*PROBLEM TO SOLVE*
In the entries below, find the lines with the word "type" and copy them.

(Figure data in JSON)
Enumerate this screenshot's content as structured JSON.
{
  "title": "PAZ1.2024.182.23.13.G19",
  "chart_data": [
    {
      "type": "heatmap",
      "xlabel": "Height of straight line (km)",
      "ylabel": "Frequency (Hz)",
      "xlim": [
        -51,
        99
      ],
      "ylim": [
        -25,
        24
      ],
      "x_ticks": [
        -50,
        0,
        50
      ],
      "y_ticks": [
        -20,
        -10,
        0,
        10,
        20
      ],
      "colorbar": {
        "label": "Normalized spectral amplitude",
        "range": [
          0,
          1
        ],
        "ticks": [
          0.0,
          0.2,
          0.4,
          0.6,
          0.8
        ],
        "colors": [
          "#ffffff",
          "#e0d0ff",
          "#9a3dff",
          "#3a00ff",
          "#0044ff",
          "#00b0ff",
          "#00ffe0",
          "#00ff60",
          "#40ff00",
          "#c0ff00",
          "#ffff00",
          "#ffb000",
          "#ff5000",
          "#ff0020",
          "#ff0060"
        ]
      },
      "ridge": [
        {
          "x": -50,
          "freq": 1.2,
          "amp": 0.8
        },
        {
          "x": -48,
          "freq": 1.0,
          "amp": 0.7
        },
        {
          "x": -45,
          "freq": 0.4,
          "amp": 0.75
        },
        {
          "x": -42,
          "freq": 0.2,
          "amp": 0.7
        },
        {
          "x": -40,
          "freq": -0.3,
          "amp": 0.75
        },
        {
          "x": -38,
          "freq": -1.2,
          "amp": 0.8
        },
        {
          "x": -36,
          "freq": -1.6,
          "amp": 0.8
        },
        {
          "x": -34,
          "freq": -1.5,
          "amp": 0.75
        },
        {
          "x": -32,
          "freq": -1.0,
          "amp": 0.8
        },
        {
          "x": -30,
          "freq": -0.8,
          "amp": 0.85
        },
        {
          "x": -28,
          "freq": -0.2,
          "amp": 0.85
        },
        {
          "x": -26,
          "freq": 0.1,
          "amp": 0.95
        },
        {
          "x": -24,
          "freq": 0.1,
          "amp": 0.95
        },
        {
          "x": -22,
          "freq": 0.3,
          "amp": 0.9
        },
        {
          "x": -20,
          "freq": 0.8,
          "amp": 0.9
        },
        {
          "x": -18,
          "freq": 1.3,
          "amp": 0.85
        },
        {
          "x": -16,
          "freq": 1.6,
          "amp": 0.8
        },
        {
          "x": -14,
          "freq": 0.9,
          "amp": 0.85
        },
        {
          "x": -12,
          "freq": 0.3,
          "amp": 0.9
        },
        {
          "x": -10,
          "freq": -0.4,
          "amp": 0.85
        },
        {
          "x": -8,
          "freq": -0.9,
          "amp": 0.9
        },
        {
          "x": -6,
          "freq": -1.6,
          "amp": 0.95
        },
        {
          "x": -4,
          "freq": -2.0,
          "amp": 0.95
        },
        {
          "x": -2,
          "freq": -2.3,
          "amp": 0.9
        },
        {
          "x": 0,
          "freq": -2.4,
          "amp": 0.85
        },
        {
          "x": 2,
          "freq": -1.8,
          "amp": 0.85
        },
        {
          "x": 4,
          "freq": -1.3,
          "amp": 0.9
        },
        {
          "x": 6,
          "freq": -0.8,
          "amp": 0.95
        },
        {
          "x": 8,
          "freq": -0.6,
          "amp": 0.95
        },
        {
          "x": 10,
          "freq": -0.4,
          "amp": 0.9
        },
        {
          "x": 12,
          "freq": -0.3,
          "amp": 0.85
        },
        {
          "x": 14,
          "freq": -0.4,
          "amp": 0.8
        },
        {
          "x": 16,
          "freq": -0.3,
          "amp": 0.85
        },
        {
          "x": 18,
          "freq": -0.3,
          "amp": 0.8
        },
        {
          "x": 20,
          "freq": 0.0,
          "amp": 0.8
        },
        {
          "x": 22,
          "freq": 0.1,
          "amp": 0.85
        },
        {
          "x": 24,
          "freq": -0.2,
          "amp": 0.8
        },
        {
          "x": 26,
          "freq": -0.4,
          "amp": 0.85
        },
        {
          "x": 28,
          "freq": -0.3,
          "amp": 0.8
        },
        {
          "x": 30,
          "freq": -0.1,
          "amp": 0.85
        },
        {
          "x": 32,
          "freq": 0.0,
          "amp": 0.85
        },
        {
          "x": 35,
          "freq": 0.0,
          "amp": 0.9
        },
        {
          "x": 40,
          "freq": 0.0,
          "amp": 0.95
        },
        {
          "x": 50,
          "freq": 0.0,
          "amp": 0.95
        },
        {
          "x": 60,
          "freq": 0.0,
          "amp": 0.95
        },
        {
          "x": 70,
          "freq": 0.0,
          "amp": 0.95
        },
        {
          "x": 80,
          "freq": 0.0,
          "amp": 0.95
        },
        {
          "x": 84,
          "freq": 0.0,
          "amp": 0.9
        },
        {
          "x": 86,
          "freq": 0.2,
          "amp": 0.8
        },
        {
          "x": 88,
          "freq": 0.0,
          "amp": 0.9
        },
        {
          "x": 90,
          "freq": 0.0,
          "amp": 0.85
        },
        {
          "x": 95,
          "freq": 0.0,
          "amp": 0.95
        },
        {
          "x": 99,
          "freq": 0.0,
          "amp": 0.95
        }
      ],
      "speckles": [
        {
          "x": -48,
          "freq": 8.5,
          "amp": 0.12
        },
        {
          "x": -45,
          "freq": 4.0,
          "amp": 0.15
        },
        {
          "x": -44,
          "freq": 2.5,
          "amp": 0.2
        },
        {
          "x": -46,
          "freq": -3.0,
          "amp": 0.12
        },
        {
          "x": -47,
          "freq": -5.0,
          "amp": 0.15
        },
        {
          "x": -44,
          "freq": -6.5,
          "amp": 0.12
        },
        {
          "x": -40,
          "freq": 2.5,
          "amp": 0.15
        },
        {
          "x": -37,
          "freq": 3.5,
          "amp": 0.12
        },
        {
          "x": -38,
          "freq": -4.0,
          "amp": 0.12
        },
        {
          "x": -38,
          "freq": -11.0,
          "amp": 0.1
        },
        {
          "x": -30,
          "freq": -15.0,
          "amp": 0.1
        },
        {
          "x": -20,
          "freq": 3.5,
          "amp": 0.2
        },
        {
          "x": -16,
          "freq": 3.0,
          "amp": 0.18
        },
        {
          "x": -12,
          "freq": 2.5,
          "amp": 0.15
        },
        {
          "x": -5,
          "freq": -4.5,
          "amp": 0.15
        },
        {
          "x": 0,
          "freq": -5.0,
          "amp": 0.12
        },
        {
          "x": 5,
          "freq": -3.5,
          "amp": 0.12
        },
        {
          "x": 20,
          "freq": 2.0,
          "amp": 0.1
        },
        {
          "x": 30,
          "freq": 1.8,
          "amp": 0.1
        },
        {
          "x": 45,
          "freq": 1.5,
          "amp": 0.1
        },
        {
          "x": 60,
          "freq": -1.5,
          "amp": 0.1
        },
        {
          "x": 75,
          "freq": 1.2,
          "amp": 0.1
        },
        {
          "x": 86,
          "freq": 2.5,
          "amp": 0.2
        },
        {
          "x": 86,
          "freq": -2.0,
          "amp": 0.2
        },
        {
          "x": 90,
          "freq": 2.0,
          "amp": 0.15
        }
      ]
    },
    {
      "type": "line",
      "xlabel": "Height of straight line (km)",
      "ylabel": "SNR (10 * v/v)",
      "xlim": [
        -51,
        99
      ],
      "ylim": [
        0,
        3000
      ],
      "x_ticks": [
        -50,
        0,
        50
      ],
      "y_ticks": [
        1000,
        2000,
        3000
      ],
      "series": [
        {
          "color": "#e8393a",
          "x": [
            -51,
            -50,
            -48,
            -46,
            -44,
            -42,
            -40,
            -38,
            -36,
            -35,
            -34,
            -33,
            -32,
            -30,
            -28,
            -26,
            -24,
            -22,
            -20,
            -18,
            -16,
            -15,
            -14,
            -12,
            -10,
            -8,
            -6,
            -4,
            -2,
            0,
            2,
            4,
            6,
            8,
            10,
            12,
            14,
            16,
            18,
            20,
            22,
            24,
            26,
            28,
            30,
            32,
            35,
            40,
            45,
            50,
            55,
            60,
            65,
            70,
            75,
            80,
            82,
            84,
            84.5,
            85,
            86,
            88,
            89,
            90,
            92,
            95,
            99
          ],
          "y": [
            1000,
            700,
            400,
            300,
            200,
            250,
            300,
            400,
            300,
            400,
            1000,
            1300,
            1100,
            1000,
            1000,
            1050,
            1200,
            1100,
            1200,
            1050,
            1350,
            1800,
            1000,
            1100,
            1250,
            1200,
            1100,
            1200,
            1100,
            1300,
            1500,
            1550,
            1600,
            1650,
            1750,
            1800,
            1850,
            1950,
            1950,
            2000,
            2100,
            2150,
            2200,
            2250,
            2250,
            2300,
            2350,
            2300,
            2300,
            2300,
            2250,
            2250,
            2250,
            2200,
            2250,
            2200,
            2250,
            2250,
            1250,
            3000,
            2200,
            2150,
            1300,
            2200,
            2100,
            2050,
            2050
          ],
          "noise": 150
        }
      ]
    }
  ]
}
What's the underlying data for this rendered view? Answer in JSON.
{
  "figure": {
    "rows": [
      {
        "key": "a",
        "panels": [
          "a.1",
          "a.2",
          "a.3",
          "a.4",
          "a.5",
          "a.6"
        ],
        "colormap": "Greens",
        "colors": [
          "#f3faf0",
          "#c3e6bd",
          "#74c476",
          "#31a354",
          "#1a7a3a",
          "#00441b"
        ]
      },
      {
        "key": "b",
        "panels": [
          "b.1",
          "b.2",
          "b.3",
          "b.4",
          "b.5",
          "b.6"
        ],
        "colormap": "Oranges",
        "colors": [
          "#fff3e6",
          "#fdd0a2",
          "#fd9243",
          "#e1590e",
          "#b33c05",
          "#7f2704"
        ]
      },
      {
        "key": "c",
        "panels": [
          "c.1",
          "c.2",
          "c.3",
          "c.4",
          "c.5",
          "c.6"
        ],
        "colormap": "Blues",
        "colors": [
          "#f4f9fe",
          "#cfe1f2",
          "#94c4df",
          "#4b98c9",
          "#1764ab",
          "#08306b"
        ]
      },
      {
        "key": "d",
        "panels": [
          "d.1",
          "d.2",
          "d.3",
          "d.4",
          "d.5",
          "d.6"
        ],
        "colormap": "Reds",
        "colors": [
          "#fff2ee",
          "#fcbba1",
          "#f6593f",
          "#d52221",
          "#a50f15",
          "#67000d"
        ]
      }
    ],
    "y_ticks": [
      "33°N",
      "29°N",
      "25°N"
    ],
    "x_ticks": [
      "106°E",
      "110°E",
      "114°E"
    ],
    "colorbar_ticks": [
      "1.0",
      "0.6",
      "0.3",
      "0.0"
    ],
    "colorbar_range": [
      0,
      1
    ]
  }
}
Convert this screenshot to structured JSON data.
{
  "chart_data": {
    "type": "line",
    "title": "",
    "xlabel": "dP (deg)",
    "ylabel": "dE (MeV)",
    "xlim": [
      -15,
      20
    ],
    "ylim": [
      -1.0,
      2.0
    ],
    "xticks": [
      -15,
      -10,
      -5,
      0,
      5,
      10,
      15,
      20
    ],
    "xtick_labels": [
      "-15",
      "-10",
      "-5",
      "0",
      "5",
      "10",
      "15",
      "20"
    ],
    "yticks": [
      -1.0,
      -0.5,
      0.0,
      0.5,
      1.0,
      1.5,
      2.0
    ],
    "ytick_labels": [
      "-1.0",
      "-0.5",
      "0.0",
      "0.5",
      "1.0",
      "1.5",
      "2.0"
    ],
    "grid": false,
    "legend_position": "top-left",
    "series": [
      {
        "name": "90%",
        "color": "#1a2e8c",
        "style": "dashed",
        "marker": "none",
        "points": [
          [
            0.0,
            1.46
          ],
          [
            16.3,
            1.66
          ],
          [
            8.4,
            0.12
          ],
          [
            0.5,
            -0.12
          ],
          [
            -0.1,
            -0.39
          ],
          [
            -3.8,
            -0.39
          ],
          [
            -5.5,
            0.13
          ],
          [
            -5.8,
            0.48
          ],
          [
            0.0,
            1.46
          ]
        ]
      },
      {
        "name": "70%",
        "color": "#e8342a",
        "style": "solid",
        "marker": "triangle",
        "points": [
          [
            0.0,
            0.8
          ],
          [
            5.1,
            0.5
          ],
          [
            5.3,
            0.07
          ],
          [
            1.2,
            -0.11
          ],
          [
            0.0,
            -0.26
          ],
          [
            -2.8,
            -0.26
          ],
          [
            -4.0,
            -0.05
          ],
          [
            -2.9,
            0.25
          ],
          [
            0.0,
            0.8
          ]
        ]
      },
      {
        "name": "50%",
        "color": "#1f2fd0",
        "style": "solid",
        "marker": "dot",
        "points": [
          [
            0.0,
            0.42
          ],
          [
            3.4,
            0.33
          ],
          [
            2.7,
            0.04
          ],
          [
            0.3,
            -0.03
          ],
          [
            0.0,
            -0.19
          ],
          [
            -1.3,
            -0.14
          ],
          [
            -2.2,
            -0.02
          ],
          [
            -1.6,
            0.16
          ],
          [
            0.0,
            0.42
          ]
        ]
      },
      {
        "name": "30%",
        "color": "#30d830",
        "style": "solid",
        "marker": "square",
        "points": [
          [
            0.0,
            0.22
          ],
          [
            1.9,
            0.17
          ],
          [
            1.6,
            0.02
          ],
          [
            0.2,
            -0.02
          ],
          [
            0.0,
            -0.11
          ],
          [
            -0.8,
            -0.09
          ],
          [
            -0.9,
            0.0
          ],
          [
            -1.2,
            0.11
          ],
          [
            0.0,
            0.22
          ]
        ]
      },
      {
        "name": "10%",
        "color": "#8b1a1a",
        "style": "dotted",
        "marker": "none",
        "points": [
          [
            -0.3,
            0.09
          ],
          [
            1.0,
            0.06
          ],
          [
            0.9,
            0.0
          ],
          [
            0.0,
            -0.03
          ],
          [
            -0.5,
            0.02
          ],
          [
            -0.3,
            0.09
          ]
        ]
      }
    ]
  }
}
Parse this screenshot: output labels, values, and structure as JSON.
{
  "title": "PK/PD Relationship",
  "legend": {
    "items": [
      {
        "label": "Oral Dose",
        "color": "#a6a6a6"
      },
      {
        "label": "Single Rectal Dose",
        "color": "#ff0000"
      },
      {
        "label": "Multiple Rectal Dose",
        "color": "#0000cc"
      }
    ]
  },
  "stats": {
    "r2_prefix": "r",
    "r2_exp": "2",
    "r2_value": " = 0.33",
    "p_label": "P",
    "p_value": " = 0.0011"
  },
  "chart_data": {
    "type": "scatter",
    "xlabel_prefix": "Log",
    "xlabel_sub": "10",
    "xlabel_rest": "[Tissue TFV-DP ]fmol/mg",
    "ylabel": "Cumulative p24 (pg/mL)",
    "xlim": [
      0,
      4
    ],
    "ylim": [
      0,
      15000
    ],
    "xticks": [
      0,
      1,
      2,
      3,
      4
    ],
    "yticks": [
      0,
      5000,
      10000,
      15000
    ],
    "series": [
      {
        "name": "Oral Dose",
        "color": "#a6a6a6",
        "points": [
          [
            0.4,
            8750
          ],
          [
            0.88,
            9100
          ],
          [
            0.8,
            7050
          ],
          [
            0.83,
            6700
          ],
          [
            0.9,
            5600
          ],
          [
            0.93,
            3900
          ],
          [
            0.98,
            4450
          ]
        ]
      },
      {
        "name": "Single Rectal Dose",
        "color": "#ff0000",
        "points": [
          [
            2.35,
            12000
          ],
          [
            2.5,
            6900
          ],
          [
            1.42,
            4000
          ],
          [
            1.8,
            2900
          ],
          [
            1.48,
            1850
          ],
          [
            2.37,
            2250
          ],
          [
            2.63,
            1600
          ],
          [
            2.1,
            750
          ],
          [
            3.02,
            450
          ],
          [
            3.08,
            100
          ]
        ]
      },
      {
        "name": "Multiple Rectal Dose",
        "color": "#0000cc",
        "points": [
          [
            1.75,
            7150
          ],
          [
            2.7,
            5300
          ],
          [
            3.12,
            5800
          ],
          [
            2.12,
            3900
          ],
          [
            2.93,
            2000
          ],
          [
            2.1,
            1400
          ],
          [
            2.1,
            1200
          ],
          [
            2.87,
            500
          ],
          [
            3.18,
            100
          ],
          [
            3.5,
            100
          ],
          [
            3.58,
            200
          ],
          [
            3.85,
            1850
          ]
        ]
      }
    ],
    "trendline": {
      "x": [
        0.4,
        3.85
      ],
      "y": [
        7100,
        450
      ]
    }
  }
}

*EXERCISE RESPONSE*
      "type": "heatmap",
      "type": "line",
    "type": "line",
    "type": "scatter",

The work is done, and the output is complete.